• **Short task**: Could you write out every entry exactly as it stands?

>> start Entries provided

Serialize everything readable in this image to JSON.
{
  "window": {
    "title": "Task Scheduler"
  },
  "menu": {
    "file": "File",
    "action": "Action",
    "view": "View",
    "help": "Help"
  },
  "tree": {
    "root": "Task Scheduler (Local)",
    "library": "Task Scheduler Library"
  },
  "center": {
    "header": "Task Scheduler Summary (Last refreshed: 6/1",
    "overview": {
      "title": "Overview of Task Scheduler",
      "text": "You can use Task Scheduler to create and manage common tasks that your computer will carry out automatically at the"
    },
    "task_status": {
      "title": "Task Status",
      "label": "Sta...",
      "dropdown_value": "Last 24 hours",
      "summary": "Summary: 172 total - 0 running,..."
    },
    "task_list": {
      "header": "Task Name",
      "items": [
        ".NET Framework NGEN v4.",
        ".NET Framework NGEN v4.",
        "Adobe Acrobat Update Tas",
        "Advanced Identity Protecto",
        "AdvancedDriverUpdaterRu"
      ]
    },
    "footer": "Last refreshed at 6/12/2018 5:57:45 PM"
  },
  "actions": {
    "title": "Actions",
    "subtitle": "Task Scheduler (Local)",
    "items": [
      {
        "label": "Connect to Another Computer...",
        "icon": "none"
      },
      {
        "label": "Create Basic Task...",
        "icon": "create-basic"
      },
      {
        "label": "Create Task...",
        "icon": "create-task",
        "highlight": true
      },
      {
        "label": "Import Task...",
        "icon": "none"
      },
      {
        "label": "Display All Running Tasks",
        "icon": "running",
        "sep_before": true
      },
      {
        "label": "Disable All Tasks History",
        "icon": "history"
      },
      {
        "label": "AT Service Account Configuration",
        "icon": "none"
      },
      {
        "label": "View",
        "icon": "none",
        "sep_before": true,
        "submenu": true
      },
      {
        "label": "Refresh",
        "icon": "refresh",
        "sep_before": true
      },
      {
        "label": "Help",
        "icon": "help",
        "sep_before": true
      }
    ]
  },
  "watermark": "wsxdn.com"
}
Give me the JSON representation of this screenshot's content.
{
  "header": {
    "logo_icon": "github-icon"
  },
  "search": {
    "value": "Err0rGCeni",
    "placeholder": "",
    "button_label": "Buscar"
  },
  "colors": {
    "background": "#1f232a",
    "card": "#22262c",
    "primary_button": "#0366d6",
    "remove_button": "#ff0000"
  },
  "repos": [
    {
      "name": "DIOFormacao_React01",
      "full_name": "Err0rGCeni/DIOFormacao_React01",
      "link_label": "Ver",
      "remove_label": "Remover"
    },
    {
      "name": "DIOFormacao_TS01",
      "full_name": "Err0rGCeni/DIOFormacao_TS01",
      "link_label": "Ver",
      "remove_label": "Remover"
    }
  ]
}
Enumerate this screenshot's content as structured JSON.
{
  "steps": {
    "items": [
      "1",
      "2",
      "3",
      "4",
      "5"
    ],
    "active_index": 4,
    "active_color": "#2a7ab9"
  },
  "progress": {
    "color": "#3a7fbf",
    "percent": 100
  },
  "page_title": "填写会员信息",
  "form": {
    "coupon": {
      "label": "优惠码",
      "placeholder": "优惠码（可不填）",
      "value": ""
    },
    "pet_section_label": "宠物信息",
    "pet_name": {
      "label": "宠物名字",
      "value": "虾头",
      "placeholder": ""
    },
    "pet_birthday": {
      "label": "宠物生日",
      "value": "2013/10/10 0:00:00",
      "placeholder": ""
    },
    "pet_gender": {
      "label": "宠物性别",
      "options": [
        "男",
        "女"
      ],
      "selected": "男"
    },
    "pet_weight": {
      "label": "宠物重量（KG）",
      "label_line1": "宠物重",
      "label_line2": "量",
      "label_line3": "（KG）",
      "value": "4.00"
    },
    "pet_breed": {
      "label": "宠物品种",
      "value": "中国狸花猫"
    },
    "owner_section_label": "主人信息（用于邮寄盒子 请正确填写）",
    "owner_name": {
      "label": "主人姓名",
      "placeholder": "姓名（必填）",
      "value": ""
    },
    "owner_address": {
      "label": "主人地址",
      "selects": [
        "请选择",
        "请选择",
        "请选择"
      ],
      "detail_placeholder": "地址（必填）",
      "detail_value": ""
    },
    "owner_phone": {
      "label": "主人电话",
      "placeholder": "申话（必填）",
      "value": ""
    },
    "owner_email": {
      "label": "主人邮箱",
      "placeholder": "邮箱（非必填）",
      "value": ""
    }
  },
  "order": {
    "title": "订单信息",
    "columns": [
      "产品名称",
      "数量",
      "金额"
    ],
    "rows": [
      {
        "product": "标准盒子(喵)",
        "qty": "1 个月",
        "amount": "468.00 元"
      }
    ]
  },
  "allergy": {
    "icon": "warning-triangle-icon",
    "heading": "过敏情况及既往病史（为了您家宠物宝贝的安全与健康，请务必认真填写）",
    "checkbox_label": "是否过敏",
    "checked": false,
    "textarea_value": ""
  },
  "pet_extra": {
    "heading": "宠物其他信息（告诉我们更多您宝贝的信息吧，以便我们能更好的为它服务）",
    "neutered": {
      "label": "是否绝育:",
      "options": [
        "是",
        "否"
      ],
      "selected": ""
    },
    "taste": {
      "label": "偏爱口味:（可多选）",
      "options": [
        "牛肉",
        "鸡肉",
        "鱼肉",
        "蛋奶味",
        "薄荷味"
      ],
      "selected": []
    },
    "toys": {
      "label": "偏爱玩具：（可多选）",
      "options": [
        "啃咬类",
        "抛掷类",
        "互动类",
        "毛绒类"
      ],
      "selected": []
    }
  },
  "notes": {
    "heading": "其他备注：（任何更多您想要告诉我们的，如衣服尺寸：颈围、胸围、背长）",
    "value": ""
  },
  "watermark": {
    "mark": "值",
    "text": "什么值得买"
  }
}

>> end Entries provided

• **Written solution**:
Serialize everything readable in this image to JSON.
{
  "window": {
    "title": "Task Scheduler"
  },
  "menu": {
    "file": "File",
    "action": "Action",
    "view": "View",
    "help": "Help"
  },
  "tree": {
    "root": "Task Scheduler (Local)",
    "library": "Task Scheduler Library"
  },
  "center": {
    "header": "Task Scheduler Summary (Last refreshed: 6/1",
    "overview": {
      "title": "Overview of Task Scheduler",
      "text": "You can use Task Scheduler to create and manage common tasks that your computer will carry out automatically at the"
    },
    "task_status": {
      "title": "Task Status",
      "label": "Sta...",
      "dropdown_value": "Last 24 hours",
      "summary": "Summary: 172 total - 0 running,..."
    },
    "task_list": {
      "header": "Task Name",
      "items": [
        ".NET Framework NGEN v4.",
        ".NET Framework NGEN v4.",
        "Adobe Acrobat Update Tas",
        "Advanced Identity Protecto",
        "AdvancedDriverUpdaterRu"
      ]
    },
    "footer": "Last refreshed at 6/12/2018 5:57:45 PM"
  },
  "actions": {
    "title": "Actions",
    "subtitle": "Task Scheduler (Local)",
    "items": [
      {
        "label": "Connect to Another Computer...",
        "icon": "none"
      },
      {
        "label": "Create Basic Task...",
        "icon": "create-basic"
      },
      {
        "label": "Create Task...",
        "icon": "create-task",
        "highlight": true
      },
      {
        "label": "Import Task...",
        "icon": "none"
      },
      {
        "label": "Display All Running Tasks",
        "icon": "running",
        "sep_before": true
      },
      {
        "label": "Disable All Tasks History",
        "icon": "history"
      },
      {
        "label": "AT Service Account Configuration",
        "icon": "none"
      },
      {
        "label": "View",
        "icon": "none",
        "sep_before": true,
        "submenu": true
      },
      {
        "label": "Refresh",
        "icon": "refresh",
        "sep_before": true
      },
      {
        "label": "Help",
        "icon": "help",
        "sep_before": true
      }
    ]
  },
  "watermark": "wsxdn.com"
}
Give me the JSON representation of this screenshot's content.
{
  "header": {
    "logo_icon": "github-icon"
  },
  "search": {
    "value": "Err0rGCeni",
    "placeholder": "",
    "button_label": "Buscar"
  },
  "colors": {
    "background": "#1f232a",
    "card": "#22262c",
    "primary_button": "#0366d6",
    "remove_button": "#ff0000"
  },
  "repos": [
    {
      "name": "DIOFormacao_React01",
      "full_name": "Err0rGCeni/DIOFormacao_React01",
      "link_label": "Ver",
      "remove_label": "Remover"
    },
    {
      "name": "DIOFormacao_TS01",
      "full_name": "Err0rGCeni/DIOFormacao_TS01",
      "link_label": "Ver",
      "remove_label": "Remover"
    }
  ]
}
Enumerate this screenshot's content as structured JSON.
{
  "steps": {
    "items": [
      "1",
      "2",
      "3",
      "4",
      "5"
    ],
    "active_index": 4,
    "active_color": "#2a7ab9"
  },
  "progress": {
    "color": "#3a7fbf",
    "percent": 100
  },
  "page_title": "填写会员信息",
  "form": {
    "coupon": {
      "label": "优惠码",
      "placeholder": "优惠码（可不填）",
      "value": ""
    },
    "pet_section_label": "宠物信息",
    "pet_name": {
      "label": "宠物名字",
      "value": "虾头",
      "placeholder": ""
    },
    "pet_birthday": {
      "label": "宠物生日",
      "value": "2013/10/10 0:00:00",
      "placeholder": ""
    },
    "pet_gender": {
      "label": "宠物性别",
      "options": [
        "男",
        "女"
      ],
      "selected": "男"
    },
    "pet_weight": {
      "label": "宠物重量（KG）",
      "label_line1": "宠物重",
      "label_line2": "量",
      "label_line3": "（KG）",
      "value": "4.00"
    },
    "pet_breed": {
      "label": "宠物品种",
      "value": "中国狸花猫"
    },
    "owner_section_label": "主人信息（用于邮寄盒子 请正确填写）",
    "owner_name": {
      "label": "主人姓名",
      "placeholder": "姓名（必填）",
      "value": ""
    },
    "owner_address": {
      "label": "主人地址",
      "selects": [
        "请选择",
        "请选择",
        "请选择"
      ],
      "detail_placeholder": "地址（必填）",
      "detail_value": ""
    },
    "owner_phone": {
      "label": "主人电话",
      "placeholder": "申话（必填）",
      "value": ""
    },
    "owner_email": {
      "label": "主人邮箱",
      "placeholder": "邮箱（非必填）",
      "value": ""
    }
  },
  "order": {
    "title": "订单信息",
    "columns": [
      "产品名称",
      "数量",
      "金额"
    ],
    "rows": [
      {
        "product": "标准盒子(喵)",
        "qty": "1 个月",
        "amount": "468.00 元"
      }
    ]
  },
  "allergy": {
    "icon": "warning-triangle-icon",
    "heading": "过敏情况及既往病史（为了您家宠物宝贝的安全与健康，请务必认真填写）",
    "checkbox_label": "是否过敏",
    "checked": false,
    "textarea_value": ""
  },
  "pet_extra": {
    "heading": "宠物其他信息（告诉我们更多您宝贝的信息吧，以便我们能更好的为它服务）",
    "neutered": {
      "label": "是否绝育:",
      "options": [
        "是",
        "否"
      ],
      "selected": ""
    },
    "taste": {
      "label": "偏爱口味:（可多选）",
      "options": [
        "牛肉",
        "鸡肉",
        "鱼肉",
        "蛋奶味",
        "薄荷味"
      ],
      "selected": []
    },
    "toys": {
      "label": "偏爱玩具：（可多选）",
      "options": [
        "啃咬类",
        "抛掷类",
        "互动类",
        "毛绒类"
      ],
      "selected": []
    }
  },
  "notes": {
    "heading": "其他备注：（任何更多您想要告诉我们的，如衣服尺寸：颈围、胸围、背长）",
    "value": ""
  },
  "watermark": {
    "mark": "值",
    "text": "什么值得买"
  }
}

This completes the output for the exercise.